◆ Written problem ◆
Show all lines that include the string "Staff"; copy each one.

Stored data:
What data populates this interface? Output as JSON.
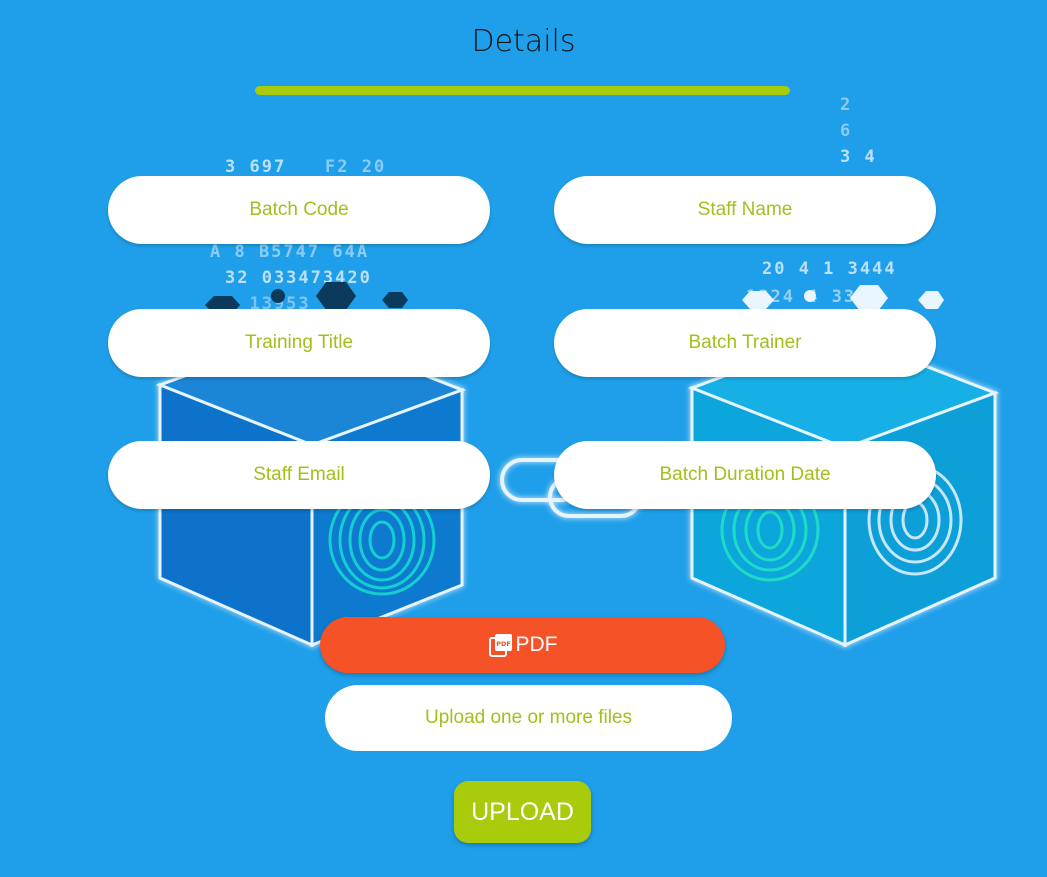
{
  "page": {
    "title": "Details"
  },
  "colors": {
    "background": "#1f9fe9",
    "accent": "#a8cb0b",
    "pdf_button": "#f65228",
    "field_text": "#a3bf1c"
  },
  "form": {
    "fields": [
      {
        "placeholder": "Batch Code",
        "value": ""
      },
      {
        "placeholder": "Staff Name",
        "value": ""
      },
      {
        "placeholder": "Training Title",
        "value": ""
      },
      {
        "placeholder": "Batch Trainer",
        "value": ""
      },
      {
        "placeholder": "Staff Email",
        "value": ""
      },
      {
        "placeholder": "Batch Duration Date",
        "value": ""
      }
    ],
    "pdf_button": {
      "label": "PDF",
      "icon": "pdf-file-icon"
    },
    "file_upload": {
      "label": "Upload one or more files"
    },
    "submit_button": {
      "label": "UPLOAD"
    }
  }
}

---

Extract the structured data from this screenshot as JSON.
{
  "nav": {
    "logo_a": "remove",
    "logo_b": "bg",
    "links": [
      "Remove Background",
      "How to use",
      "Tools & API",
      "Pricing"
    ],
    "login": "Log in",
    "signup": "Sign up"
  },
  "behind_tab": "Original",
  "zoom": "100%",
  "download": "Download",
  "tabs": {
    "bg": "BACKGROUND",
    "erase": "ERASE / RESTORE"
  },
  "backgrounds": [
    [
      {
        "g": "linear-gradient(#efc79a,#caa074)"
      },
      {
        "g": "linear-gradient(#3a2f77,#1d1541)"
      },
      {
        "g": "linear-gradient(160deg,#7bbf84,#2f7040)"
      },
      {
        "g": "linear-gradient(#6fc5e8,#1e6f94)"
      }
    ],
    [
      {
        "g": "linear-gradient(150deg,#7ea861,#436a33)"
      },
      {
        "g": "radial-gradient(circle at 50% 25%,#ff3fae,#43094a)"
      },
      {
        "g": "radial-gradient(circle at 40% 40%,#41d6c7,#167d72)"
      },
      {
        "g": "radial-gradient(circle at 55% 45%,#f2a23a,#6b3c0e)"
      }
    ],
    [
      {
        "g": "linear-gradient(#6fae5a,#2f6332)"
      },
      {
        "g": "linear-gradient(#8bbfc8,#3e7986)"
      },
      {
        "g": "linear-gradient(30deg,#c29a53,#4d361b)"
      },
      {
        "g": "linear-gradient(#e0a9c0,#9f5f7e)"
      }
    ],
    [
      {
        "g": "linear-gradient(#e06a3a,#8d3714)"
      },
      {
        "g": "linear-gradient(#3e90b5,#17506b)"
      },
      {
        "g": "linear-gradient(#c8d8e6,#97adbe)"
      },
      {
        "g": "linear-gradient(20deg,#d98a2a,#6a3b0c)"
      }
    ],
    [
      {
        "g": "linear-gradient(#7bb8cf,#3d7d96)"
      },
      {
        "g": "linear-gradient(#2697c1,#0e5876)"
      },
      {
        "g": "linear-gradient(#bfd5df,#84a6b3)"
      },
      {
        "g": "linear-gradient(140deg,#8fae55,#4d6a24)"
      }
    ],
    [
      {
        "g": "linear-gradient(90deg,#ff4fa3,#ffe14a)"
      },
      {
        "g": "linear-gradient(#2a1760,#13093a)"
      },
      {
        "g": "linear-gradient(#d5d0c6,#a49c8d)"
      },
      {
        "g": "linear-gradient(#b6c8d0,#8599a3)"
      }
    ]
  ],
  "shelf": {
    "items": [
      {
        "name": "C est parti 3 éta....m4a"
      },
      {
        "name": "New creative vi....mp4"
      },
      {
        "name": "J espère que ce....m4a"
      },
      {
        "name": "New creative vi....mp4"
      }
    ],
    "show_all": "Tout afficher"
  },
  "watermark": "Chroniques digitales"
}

◆ Task output ◆
        "placeholder": "Staff Name",
        "placeholder": "Staff Email",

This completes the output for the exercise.